(A run of records)

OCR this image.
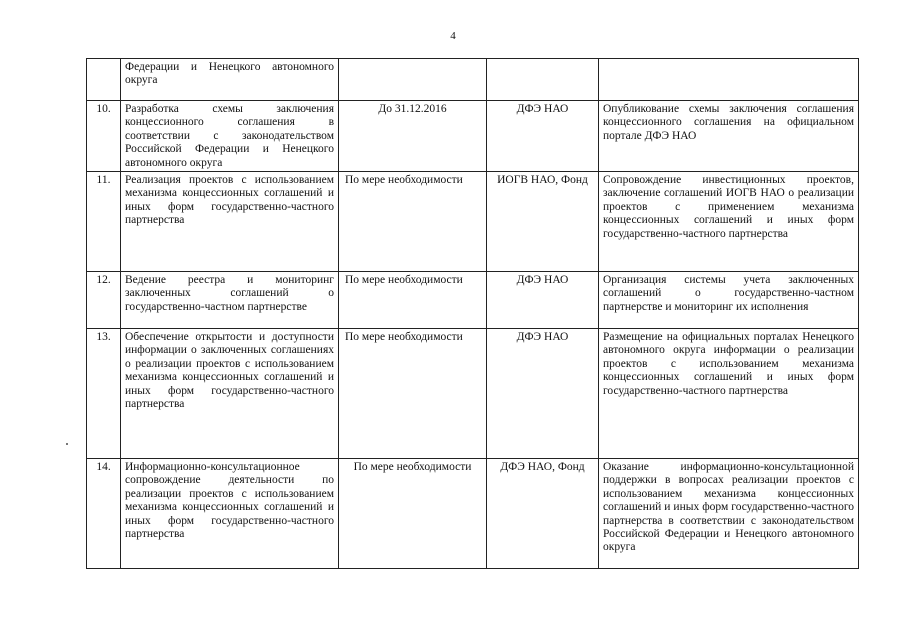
4
	Федерации и Ненецкого автономного округа			
10.	Разработка схемы заключения концессионного соглашения в соответствии с законодательством Российской Федерации и Ненецкого автономного округа	До 31.12.2016	ДФЭ НАО	Опубликование схемы заключения соглашения концессионного соглашения на официальном портале ДФЭ НАО
11.	Реализация проектов с использованием механизма концессионных соглашений и иных форм государственно-частного партнерства	По мере необходимости	ИОГВ НАО, Фонд	Сопровождение инвестиционных проектов, заключение соглашений ИОГВ НАО о реализации проектов с применением механизма концессионных соглашений и иных форм государственно-частного партнерства
12.	Ведение реестра и мониторинг заключенных соглашений о государственно-частном партнерстве	По мере необходимости	ДФЭ НАО	Организация системы учета заключенных соглашений о государственно-частном партнерстве и мониторинг их исполнения
13.	Обеспечение открытости и доступности информации о заключенных соглашениях о реализации проектов с использованием механизма концессионных соглашений и иных форм государственно-частного партнерства	По мере необходимости	ДФЭ НАО	Размещение на официальных порталах Ненецкого автономного округа информации о реализации проектов с использованием механизма концессионных соглашений и иных форм государственно-частного партнерства
14.	Информационно-консультационное сопровождение деятельности по реализации проектов с использованием механизма концессионных соглашений и иных форм государственно-частного партнерства	По мере необходимости	ДФЭ НАО, Фонд	Оказание информационно-консультационной поддержки в вопросах реализации проектов с использованием механизма концессионных соглашений и иных форм государственно-частного партнерства в соответствии с законодательством Российской Федерации и Ненецкого автономного округа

▶ _Work required_
Repeat the listing above exactly, with no pictures.

▶ _Answer in full_
OCR this image.
4
	Федерации и Ненецкого автономного округа			
10.	Разработка схемы заключения концессионного соглашения в соответствии с законодательством Российской Федерации и Ненецкого автономного округа	До 31.12.2016	ДФЭ НАО	Опубликование схемы заключения соглашения концессионного соглашения на официальном портале ДФЭ НАО
11.	Реализация проектов с использованием механизма концессионных соглашений и иных форм государственно-частного партнерства	По мере необходимости	ИОГВ НАО, Фонд	Сопровождение инвестиционных проектов, заключение соглашений ИОГВ НАО о реализации проектов с применением механизма концессионных соглашений и иных форм государственно-частного партнерства
12.	Ведение реестра и мониторинг заключенных соглашений о государственно-частном партнерстве	По мере необходимости	ДФЭ НАО	Организация системы учета заключенных соглашений о государственно-частном партнерстве и мониторинг их исполнения
13.	Обеспечение открытости и доступности информации о заключенных соглашениях о реализации проектов с использованием механизма концессионных соглашений и иных форм государственно-частного партнерства	По мере необходимости	ДФЭ НАО	Размещение на официальных порталах Ненецкого автономного округа информации о реализации проектов с использованием механизма концессионных соглашений и иных форм государственно-частного партнерства
14.	Информационно-консультационное сопровождение деятельности по реализации проектов с использованием механизма концессионных соглашений и иных форм государственно-частного партнерства	По мере необходимости	ДФЭ НАО, Фонд	Оказание информационно-консультационной поддержки в вопросах реализации проектов с использованием механизма концессионных соглашений и иных форм государственно-частного партнерства в соответствии с законодательством Российской Федерации и Ненецкого автономного округа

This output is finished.